- _ENTRIES SUPPLIED_

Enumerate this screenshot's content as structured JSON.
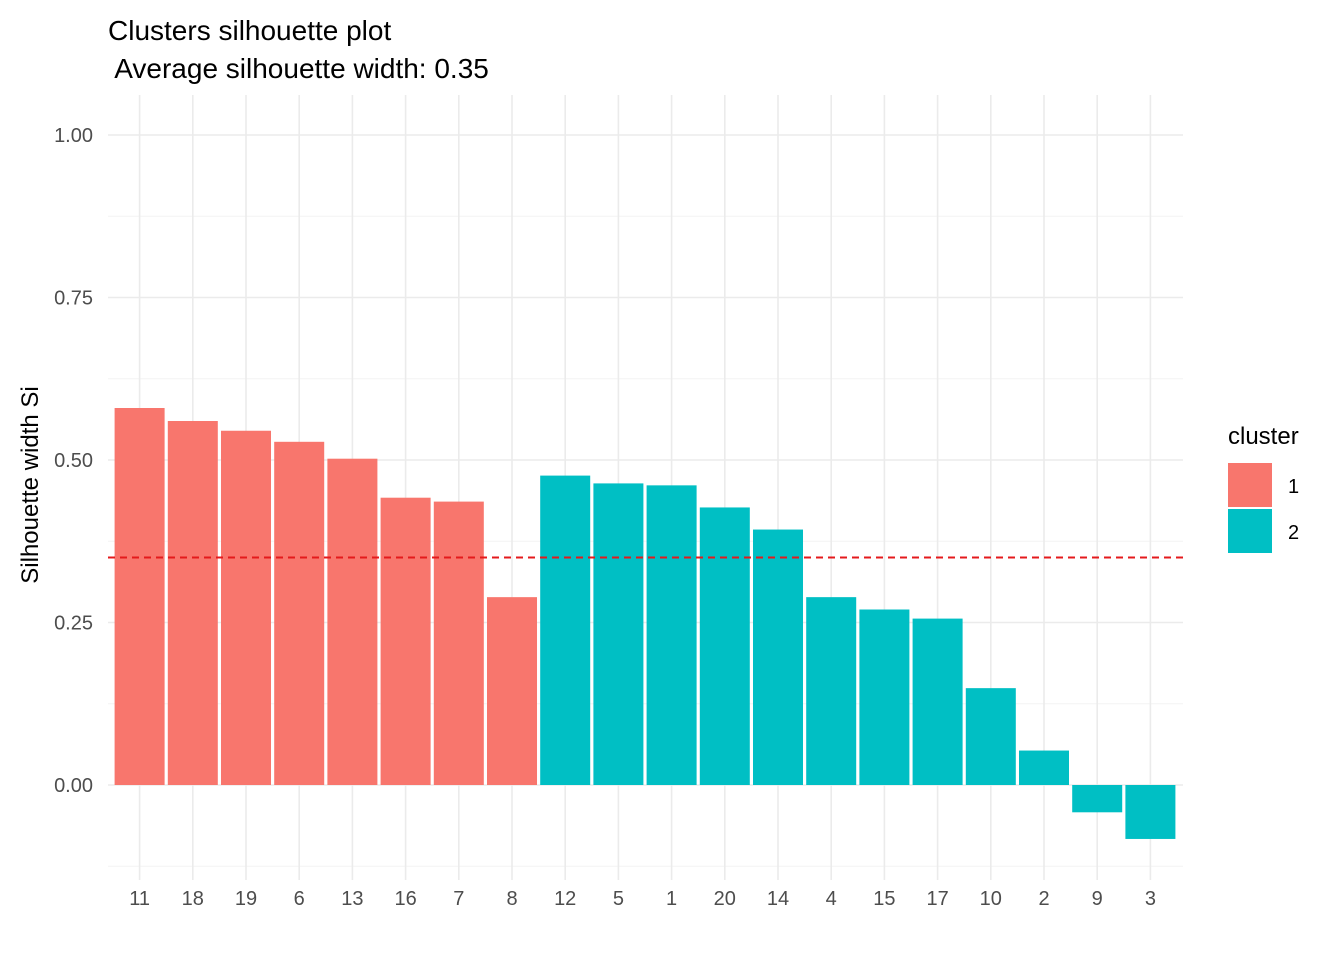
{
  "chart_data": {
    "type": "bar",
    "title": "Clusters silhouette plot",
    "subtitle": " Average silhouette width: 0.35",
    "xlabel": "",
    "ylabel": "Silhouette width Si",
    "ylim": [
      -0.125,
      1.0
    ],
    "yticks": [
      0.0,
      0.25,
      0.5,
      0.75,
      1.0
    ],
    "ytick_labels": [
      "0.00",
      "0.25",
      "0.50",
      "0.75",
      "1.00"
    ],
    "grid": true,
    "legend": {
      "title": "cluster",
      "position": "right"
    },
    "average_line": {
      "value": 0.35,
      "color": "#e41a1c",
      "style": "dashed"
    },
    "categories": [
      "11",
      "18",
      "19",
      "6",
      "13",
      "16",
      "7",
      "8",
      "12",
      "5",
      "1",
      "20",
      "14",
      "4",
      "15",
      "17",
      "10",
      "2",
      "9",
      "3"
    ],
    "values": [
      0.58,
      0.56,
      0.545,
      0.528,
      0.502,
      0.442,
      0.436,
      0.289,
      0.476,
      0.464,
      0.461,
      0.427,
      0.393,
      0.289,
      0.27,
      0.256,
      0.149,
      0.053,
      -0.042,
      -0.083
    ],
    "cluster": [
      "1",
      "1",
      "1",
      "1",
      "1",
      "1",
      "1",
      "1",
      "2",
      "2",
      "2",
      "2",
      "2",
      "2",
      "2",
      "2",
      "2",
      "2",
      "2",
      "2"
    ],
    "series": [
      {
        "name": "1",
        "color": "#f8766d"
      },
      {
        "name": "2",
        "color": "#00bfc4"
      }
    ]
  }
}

--

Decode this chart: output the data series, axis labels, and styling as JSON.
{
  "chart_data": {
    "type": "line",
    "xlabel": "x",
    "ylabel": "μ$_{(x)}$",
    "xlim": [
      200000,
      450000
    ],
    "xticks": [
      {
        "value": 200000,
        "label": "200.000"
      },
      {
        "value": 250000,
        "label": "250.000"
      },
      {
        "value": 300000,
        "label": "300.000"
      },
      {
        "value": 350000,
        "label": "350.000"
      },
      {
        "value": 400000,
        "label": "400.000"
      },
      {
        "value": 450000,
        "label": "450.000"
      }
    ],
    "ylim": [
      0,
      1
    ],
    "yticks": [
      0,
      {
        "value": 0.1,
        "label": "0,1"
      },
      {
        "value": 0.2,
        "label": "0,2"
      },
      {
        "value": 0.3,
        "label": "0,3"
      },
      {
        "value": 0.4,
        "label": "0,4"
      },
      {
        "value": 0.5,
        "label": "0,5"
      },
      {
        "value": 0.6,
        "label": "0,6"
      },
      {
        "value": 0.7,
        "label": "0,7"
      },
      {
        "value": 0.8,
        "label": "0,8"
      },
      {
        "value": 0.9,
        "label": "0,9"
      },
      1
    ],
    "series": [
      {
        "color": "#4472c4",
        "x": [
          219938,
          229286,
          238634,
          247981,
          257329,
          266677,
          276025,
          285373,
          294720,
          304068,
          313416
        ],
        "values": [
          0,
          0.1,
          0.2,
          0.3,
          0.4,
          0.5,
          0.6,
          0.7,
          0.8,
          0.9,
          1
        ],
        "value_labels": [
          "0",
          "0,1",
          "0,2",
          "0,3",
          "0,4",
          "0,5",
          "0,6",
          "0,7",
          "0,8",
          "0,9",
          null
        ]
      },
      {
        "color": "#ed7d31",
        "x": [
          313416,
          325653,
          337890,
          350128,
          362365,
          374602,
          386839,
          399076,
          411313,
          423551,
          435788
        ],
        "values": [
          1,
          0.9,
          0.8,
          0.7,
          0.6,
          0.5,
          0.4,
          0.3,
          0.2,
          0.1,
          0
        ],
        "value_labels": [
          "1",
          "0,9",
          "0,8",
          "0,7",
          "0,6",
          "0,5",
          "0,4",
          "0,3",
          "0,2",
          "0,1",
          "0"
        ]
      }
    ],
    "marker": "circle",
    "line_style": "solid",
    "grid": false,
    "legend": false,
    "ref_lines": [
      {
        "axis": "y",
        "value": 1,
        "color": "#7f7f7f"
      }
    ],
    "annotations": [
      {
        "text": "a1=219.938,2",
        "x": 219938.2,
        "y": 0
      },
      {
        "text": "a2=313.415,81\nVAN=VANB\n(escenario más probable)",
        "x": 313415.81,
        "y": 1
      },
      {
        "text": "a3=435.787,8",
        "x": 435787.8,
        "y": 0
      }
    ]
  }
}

---

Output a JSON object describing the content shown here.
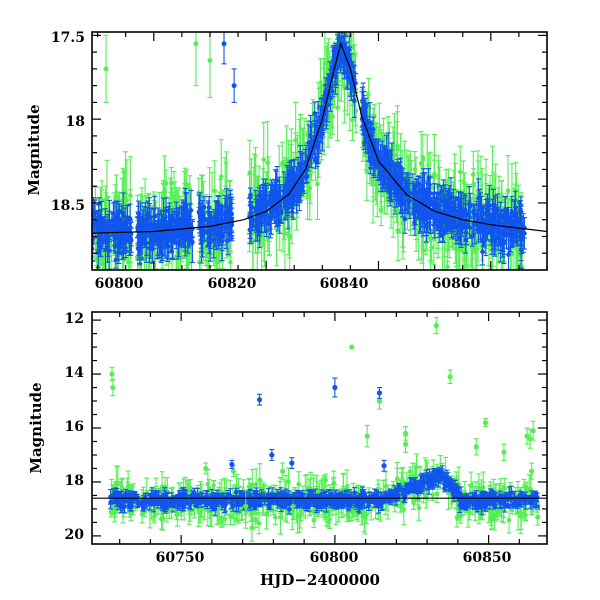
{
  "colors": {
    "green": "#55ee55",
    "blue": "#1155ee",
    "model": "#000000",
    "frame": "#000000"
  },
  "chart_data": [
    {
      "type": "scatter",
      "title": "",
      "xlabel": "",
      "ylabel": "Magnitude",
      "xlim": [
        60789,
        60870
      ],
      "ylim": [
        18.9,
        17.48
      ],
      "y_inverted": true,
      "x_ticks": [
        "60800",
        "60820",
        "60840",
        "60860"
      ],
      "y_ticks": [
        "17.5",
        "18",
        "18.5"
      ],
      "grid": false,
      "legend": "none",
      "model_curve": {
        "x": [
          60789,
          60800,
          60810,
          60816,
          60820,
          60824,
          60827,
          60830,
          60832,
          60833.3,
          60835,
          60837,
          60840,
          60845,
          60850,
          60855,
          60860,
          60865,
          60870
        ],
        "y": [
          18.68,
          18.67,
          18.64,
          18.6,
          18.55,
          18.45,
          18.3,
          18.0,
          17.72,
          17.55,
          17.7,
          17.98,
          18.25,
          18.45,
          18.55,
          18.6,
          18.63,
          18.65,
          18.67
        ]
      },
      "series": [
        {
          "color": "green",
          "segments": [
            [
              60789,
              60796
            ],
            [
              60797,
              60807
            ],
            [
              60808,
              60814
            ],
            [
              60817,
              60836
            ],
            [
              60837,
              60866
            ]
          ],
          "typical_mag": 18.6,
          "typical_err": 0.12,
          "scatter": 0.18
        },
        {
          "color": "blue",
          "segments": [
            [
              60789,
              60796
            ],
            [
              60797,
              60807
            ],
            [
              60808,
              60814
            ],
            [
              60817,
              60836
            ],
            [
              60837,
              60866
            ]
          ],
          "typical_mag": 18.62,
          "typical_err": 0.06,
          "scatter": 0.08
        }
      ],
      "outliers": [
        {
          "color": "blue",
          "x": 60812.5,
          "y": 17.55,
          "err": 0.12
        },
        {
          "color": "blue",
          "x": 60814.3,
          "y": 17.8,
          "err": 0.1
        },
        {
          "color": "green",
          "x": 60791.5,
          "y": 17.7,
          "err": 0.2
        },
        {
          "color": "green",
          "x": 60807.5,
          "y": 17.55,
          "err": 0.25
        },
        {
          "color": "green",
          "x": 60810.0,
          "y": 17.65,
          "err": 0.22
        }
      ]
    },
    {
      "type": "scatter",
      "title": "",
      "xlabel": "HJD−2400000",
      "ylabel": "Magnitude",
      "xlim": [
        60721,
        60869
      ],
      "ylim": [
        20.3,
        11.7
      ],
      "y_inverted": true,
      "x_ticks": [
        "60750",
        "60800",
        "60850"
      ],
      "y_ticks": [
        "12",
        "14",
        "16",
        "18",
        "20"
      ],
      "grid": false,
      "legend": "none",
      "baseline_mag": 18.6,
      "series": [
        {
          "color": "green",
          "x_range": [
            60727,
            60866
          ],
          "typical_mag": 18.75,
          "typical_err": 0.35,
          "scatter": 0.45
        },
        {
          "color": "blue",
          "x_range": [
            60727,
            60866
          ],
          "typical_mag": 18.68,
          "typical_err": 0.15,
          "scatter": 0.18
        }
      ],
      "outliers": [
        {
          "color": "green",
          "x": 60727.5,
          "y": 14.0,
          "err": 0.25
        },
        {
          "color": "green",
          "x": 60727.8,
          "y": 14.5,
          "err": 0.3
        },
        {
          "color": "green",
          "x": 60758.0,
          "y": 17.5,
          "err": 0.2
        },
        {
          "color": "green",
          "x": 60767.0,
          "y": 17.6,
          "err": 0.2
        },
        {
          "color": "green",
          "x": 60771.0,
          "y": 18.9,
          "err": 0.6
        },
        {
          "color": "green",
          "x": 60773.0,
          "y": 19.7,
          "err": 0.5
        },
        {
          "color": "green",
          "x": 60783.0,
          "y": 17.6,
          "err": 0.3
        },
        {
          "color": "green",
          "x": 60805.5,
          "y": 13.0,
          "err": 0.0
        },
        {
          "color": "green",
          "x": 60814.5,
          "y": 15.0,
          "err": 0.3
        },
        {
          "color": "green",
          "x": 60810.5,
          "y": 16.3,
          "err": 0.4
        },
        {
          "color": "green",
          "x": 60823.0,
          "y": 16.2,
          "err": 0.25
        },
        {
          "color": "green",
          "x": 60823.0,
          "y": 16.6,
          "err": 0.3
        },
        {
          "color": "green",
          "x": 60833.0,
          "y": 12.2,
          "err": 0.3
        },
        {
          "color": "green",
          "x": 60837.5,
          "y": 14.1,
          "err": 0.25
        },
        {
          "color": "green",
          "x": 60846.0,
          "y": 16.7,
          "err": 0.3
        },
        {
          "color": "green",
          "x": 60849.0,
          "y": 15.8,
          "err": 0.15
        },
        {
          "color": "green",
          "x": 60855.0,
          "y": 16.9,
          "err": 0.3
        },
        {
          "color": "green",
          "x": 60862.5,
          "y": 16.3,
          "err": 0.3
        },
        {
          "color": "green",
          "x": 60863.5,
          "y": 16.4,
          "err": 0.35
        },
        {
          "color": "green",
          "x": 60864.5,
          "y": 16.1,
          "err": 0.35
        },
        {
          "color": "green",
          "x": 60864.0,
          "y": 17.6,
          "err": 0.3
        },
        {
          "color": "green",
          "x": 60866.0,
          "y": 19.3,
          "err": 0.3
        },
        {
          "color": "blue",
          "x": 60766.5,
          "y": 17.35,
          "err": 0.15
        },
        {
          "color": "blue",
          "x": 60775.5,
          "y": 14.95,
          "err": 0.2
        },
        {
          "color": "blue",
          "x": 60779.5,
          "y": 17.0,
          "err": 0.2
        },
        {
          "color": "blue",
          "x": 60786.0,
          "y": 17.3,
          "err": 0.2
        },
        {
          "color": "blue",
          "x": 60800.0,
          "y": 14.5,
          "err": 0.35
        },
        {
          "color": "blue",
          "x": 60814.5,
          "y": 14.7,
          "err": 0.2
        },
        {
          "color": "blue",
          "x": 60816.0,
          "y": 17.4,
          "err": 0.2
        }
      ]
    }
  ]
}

- _TASK DETAILS_
From the records, copy every line that has the string "false" in it.

- _CORRECT OUTPUT_
    "grid": false,
    "legend": false,
      "grid": false,
      "grid": false,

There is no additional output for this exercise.